## YOUR INSTRUCTIONS
Print the entries below in their entirety, exactly as they are written.
BEGIN SUPPLIED RECORDS
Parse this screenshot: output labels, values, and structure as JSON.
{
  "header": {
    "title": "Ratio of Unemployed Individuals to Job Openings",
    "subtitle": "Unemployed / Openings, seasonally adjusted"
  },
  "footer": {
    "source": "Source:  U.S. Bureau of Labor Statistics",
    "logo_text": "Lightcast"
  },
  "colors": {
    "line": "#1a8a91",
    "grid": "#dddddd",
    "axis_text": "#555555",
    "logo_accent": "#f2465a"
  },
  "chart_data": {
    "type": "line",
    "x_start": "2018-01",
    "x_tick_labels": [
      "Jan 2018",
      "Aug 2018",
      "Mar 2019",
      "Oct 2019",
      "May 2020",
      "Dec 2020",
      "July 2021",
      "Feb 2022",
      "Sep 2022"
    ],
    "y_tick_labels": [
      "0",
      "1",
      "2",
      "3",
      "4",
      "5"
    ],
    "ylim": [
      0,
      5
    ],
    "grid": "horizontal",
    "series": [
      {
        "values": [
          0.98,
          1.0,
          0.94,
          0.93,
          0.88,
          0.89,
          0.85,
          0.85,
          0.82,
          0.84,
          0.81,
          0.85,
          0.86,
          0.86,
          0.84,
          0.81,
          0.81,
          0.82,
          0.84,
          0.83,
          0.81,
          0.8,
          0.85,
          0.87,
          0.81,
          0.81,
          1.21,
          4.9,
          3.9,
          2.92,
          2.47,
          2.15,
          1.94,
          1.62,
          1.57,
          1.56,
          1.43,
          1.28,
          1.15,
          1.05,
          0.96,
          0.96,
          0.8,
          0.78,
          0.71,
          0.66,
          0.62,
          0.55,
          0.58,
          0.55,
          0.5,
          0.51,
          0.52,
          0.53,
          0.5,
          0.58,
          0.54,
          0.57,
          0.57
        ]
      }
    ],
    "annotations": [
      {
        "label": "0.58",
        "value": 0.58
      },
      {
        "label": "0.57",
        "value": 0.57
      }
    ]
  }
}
END SUPPLIED RECORDS
## WRITTEN SOLUTION
Parse this screenshot: output labels, values, and structure as JSON.
{
  "header": {
    "title": "Ratio of Unemployed Individuals to Job Openings",
    "subtitle": "Unemployed / Openings, seasonally adjusted"
  },
  "footer": {
    "source": "Source:  U.S. Bureau of Labor Statistics",
    "logo_text": "Lightcast"
  },
  "colors": {
    "line": "#1a8a91",
    "grid": "#dddddd",
    "axis_text": "#555555",
    "logo_accent": "#f2465a"
  },
  "chart_data": {
    "type": "line",
    "x_start": "2018-01",
    "x_tick_labels": [
      "Jan 2018",
      "Aug 2018",
      "Mar 2019",
      "Oct 2019",
      "May 2020",
      "Dec 2020",
      "July 2021",
      "Feb 2022",
      "Sep 2022"
    ],
    "y_tick_labels": [
      "0",
      "1",
      "2",
      "3",
      "4",
      "5"
    ],
    "ylim": [
      0,
      5
    ],
    "grid": "horizontal",
    "series": [
      {
        "values": [
          0.98,
          1.0,
          0.94,
          0.93,
          0.88,
          0.89,
          0.85,
          0.85,
          0.82,
          0.84,
          0.81,
          0.85,
          0.86,
          0.86,
          0.84,
          0.81,
          0.81,
          0.82,
          0.84,
          0.83,
          0.81,
          0.8,
          0.85,
          0.87,
          0.81,
          0.81,
          1.21,
          4.9,
          3.9,
          2.92,
          2.47,
          2.15,
          1.94,
          1.62,
          1.57,
          1.56,
          1.43,
          1.28,
          1.15,
          1.05,
          0.96,
          0.96,
          0.8,
          0.78,
          0.71,
          0.66,
          0.62,
          0.55,
          0.58,
          0.55,
          0.5,
          0.51,
          0.52,
          0.53,
          0.5,
          0.58,
          0.54,
          0.57,
          0.57
        ]
      }
    ],
    "annotations": [
      {
        "label": "0.58",
        "value": 0.58
      },
      {
        "label": "0.57",
        "value": 0.57
      }
    ]
  }
}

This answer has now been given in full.